* _RECORDS FOR THIS EXERCISE_
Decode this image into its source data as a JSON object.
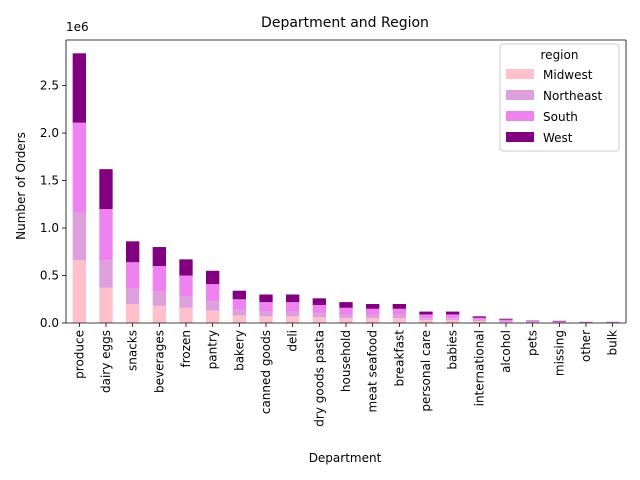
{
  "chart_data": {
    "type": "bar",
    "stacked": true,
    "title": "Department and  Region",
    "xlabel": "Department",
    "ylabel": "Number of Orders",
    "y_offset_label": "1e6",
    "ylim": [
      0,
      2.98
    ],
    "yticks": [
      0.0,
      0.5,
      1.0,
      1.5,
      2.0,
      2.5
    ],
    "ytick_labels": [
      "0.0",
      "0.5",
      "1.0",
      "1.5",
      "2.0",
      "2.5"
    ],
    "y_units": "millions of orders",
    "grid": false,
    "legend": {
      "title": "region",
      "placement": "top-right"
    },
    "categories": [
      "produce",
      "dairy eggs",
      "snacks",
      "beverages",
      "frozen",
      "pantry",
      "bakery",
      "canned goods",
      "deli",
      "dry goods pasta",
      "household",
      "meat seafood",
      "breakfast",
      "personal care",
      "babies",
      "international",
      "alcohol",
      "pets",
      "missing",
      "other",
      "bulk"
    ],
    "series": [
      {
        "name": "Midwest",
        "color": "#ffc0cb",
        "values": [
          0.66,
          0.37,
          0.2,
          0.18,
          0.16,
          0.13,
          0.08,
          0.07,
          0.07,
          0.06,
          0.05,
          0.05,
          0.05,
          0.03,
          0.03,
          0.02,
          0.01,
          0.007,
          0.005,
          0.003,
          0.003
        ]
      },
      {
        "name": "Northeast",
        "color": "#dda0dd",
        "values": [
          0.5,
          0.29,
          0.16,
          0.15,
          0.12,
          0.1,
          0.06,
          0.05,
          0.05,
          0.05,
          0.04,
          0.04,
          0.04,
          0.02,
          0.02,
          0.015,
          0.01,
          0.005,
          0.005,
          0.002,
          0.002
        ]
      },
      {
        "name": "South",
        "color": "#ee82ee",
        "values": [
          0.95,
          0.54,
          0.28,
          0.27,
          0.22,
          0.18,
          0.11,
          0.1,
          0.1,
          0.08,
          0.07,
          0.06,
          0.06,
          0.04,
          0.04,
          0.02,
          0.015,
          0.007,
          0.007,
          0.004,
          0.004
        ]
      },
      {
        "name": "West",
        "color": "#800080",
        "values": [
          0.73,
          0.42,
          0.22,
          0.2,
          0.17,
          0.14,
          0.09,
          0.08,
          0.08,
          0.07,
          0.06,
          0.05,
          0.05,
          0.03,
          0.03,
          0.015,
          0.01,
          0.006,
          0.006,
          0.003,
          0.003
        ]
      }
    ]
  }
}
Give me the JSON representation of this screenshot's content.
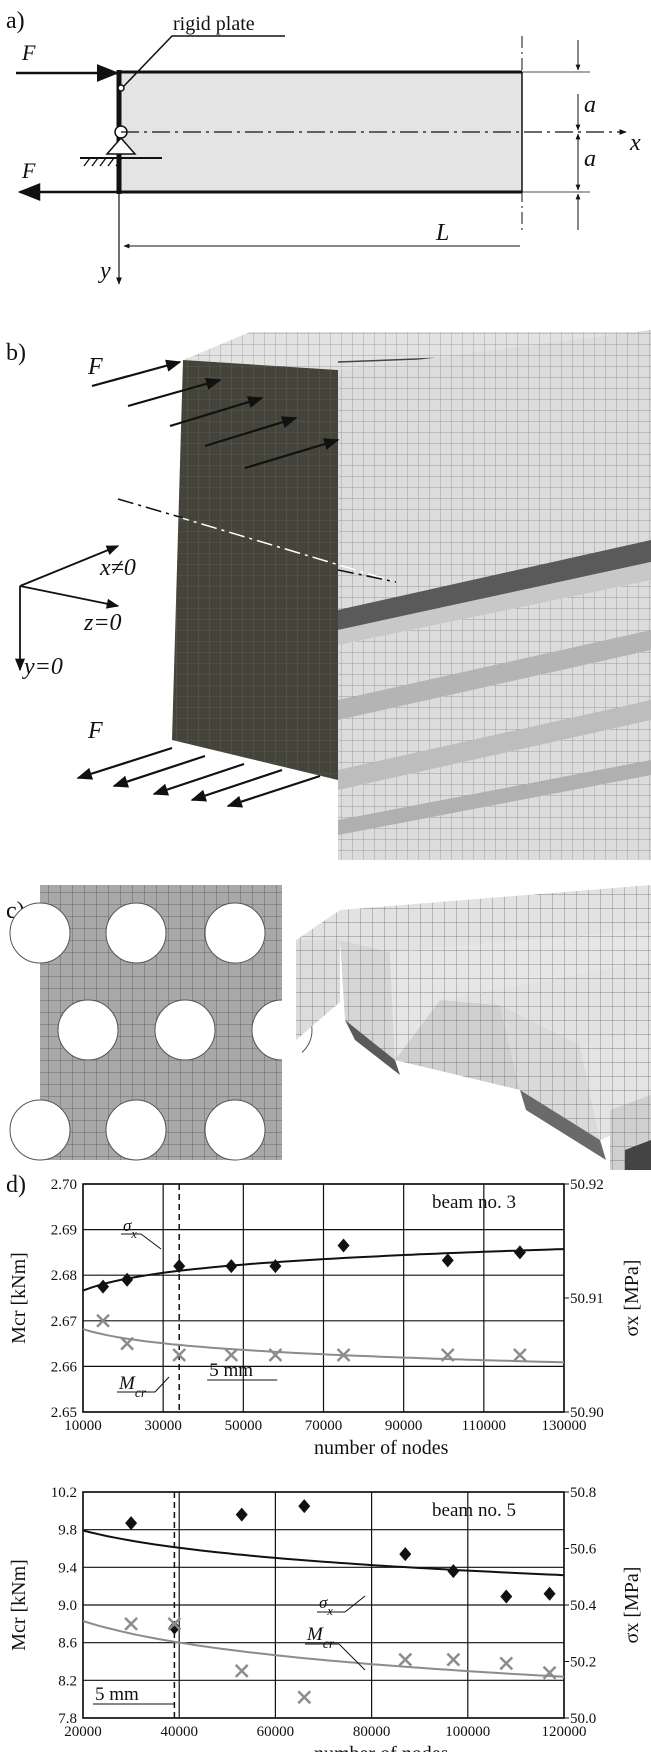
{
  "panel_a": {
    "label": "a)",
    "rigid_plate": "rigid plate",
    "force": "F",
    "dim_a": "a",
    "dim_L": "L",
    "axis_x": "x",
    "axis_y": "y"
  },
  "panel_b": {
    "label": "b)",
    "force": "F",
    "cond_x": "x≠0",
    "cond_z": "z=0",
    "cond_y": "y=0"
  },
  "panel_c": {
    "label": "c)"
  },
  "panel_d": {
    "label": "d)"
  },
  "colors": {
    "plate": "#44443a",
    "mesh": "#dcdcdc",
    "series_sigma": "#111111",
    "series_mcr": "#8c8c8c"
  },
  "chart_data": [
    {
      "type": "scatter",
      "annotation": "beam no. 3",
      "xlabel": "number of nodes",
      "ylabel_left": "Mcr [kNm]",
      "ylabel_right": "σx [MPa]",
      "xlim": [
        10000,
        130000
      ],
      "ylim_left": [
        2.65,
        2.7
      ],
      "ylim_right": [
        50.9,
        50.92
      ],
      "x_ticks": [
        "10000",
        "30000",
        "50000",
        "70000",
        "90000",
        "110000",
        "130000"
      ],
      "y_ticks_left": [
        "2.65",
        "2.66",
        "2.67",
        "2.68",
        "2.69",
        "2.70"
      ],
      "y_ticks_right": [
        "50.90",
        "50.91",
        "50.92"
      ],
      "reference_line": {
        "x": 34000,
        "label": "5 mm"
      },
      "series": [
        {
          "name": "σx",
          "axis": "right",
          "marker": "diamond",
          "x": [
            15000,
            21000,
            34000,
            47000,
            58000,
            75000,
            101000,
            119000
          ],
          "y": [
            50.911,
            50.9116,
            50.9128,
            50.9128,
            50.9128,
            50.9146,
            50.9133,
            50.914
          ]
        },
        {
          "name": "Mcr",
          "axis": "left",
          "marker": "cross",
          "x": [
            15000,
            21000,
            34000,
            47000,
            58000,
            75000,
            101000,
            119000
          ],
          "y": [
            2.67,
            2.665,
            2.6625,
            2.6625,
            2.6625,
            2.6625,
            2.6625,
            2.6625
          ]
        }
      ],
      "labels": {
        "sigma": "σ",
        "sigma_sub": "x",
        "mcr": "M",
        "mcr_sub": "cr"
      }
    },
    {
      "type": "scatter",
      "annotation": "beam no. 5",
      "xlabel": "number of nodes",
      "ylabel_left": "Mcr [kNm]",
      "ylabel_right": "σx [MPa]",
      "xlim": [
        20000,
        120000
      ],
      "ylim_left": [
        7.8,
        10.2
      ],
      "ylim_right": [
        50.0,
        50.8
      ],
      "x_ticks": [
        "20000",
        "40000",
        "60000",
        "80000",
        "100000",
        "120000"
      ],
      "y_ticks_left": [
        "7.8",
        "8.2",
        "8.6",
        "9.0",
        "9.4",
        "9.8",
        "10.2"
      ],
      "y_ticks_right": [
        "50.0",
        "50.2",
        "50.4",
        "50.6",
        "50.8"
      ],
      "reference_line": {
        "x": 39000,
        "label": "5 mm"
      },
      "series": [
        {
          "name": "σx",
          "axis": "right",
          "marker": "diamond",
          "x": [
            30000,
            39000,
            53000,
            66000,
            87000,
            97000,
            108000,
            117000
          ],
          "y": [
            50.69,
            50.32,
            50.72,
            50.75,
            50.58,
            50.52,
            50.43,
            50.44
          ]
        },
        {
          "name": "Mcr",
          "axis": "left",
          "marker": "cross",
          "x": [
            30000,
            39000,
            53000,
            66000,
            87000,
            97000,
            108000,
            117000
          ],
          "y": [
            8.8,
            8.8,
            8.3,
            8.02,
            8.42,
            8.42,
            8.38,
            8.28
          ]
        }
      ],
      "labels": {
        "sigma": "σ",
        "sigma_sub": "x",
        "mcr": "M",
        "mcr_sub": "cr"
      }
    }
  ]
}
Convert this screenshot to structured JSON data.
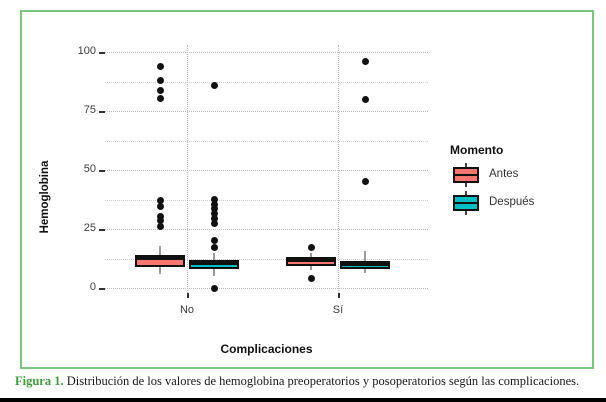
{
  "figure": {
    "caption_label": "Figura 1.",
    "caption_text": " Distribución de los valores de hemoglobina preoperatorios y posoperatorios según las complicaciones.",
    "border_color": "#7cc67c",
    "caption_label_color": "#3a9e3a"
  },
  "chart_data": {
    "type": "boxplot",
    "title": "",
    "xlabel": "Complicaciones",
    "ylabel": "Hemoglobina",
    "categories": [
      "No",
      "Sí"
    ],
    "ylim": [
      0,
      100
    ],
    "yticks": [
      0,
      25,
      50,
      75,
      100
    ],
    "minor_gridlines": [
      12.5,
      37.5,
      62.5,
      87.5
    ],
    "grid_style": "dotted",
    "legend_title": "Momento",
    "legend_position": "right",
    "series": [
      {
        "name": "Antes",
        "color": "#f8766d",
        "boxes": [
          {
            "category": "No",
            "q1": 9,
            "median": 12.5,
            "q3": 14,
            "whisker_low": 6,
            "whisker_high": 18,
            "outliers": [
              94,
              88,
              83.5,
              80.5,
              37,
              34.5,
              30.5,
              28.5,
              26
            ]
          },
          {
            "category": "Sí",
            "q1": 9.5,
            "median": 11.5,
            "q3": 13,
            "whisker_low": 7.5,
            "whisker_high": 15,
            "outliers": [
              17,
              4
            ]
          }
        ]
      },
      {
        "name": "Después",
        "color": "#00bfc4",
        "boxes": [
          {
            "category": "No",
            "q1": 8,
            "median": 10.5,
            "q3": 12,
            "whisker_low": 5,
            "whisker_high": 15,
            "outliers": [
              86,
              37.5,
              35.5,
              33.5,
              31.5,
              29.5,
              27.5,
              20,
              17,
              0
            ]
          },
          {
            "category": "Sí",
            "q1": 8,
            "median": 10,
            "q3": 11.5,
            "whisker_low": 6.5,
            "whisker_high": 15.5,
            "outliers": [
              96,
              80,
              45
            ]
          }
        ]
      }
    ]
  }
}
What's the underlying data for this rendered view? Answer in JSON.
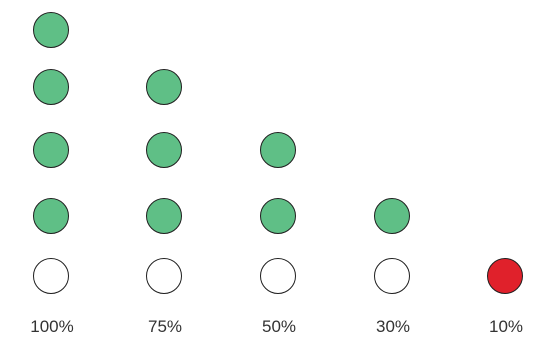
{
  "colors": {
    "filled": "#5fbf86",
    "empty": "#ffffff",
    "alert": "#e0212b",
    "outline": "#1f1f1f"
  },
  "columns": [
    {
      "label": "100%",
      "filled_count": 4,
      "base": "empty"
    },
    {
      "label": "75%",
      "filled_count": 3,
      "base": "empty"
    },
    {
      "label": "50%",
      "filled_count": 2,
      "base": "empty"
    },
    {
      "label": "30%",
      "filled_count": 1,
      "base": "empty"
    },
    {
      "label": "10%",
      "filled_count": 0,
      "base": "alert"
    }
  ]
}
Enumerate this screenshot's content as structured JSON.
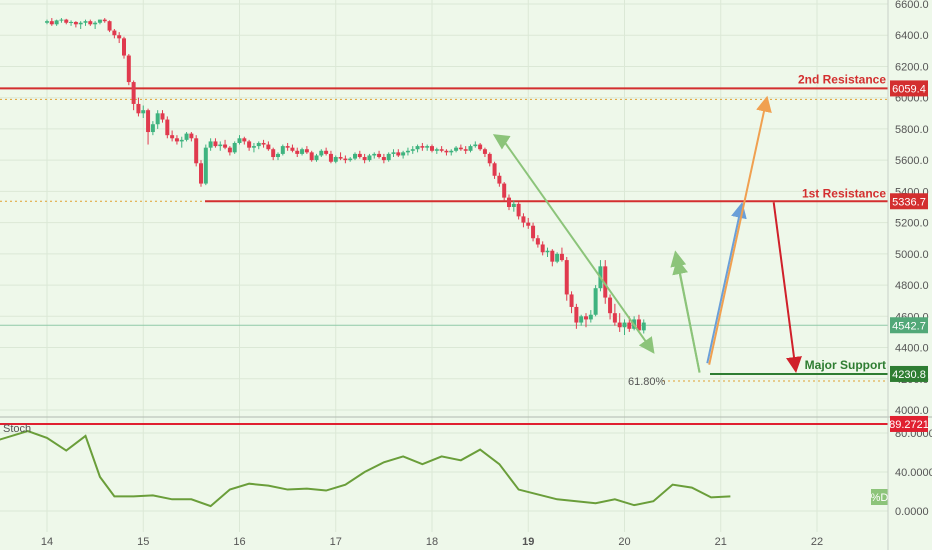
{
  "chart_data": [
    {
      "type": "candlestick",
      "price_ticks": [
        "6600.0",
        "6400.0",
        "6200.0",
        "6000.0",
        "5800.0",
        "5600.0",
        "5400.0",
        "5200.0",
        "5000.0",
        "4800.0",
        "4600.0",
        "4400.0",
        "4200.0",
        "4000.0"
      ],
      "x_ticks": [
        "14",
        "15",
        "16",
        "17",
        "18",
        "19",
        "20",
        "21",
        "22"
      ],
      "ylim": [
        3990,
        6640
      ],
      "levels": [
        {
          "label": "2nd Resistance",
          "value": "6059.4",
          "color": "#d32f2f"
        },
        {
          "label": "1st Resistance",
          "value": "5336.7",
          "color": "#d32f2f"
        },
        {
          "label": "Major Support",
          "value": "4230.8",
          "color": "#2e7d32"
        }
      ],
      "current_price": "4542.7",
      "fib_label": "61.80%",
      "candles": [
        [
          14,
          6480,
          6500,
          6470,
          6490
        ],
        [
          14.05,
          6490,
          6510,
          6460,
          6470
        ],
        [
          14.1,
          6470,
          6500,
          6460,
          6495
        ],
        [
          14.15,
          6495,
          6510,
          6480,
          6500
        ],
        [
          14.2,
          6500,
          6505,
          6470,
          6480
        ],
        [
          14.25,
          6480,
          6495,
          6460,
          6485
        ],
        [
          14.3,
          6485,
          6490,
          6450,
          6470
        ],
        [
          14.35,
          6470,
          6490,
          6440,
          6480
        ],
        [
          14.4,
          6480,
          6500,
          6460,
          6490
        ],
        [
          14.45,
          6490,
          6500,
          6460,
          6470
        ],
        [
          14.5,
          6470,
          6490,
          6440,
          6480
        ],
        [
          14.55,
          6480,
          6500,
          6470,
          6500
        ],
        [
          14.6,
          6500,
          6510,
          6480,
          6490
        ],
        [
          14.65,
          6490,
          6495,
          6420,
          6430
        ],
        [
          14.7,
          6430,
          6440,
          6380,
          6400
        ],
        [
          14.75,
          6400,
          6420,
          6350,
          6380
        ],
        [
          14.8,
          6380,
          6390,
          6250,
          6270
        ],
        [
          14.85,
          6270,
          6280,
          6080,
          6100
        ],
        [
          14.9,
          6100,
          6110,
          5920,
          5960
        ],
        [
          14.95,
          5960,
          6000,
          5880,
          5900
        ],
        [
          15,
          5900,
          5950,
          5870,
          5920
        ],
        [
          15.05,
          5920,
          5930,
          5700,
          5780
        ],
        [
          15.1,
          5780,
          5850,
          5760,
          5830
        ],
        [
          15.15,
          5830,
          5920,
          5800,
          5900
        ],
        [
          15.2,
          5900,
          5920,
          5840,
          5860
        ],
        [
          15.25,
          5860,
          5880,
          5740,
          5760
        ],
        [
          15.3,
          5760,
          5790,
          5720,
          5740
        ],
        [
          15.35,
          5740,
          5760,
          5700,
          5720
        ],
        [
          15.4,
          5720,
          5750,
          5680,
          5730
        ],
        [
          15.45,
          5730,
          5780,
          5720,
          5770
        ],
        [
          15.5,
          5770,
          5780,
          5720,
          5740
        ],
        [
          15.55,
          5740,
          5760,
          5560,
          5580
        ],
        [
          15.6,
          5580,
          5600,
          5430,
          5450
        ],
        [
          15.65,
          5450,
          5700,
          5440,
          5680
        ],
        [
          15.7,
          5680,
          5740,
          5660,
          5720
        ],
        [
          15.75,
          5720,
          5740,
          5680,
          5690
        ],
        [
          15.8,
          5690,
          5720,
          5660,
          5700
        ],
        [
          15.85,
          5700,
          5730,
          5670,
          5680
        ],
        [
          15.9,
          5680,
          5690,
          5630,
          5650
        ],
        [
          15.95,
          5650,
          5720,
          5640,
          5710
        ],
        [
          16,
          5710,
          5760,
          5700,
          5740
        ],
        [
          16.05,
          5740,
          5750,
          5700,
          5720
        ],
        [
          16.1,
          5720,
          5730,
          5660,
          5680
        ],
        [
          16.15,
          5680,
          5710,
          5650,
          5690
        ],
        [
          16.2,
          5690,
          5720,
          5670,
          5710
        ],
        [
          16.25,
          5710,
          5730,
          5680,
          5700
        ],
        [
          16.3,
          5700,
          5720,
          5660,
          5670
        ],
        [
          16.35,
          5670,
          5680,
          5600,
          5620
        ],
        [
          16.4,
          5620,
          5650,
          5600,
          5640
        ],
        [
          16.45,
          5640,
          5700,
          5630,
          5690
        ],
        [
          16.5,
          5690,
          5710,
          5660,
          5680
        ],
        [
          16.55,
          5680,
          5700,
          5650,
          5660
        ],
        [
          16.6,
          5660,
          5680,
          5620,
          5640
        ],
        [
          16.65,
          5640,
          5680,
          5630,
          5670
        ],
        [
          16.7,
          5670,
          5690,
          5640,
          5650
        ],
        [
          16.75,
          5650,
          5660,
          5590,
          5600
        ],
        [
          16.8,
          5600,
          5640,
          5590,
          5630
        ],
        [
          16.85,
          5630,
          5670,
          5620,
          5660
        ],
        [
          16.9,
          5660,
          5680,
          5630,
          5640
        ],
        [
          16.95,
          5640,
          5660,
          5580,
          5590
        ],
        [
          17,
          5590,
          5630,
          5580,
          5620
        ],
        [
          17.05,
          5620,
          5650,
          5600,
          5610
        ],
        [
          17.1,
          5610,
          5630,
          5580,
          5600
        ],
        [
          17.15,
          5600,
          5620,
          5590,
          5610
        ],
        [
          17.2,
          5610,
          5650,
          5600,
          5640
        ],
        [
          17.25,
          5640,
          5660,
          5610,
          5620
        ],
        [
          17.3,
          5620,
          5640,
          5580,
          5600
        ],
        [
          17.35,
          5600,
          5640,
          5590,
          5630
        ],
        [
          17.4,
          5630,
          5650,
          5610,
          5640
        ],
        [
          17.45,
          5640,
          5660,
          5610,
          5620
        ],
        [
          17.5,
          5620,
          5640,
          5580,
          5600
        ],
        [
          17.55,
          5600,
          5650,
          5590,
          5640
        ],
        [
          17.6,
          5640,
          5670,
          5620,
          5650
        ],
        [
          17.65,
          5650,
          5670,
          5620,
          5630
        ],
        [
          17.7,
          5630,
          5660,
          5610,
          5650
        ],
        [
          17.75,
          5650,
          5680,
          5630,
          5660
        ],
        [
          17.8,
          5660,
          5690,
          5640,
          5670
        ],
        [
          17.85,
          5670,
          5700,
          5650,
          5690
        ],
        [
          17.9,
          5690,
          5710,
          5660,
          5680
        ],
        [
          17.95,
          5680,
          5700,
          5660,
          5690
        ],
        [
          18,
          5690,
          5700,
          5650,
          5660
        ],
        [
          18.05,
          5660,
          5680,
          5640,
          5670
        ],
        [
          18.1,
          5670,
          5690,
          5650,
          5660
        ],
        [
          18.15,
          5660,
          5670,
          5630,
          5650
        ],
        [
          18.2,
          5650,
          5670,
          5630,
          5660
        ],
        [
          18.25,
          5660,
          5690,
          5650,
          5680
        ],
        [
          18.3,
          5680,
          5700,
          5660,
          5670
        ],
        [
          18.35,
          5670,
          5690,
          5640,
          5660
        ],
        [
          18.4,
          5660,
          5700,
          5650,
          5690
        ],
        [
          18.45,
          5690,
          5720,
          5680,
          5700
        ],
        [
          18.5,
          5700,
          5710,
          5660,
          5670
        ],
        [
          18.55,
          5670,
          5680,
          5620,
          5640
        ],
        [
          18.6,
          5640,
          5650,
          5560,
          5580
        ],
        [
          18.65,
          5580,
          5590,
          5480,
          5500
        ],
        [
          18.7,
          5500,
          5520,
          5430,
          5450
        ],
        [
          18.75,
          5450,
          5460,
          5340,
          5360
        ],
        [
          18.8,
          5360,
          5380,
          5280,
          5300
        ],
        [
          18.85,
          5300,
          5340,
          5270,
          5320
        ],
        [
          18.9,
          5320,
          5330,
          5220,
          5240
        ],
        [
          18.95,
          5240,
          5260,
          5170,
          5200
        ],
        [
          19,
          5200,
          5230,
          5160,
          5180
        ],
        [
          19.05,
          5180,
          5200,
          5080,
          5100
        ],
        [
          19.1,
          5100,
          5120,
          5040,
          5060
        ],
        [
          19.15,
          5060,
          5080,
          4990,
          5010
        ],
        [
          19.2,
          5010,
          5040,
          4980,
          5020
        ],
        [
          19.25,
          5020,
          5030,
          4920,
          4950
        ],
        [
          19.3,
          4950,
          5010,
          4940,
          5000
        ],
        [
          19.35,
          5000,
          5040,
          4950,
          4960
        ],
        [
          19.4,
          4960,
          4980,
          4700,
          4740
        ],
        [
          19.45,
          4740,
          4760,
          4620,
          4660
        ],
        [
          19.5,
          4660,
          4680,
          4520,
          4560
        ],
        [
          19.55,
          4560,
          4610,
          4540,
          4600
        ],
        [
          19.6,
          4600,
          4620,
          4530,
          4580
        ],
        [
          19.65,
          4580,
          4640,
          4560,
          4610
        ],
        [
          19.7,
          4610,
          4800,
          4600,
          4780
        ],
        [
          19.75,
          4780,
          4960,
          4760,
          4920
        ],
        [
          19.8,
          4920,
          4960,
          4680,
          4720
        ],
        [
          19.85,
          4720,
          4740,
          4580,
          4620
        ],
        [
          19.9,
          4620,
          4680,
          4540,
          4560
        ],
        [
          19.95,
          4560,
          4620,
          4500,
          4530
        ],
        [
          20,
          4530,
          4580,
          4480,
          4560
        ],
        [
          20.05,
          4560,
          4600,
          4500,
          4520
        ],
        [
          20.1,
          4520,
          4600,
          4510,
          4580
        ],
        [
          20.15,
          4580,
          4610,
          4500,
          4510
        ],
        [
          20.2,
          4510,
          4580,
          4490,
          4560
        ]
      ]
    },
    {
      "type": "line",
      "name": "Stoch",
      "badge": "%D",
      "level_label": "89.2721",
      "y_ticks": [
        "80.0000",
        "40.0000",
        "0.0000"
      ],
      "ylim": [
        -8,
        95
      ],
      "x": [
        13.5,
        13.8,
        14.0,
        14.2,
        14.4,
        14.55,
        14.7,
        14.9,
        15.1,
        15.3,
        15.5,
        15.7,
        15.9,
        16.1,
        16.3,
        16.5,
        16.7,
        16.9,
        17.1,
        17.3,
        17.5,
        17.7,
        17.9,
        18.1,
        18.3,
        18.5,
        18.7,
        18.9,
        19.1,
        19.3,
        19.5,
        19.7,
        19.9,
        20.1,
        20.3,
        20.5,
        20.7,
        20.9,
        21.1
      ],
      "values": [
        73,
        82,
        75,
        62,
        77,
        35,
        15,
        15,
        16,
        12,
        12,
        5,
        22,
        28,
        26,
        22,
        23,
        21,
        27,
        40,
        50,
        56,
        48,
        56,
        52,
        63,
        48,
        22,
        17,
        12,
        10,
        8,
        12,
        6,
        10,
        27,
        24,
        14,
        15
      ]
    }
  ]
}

* _EXERCISE BRIEF_
The string "content" may appear in lines of the listing above; tally those lines and give the number only.

* _IN RESPONSE_
2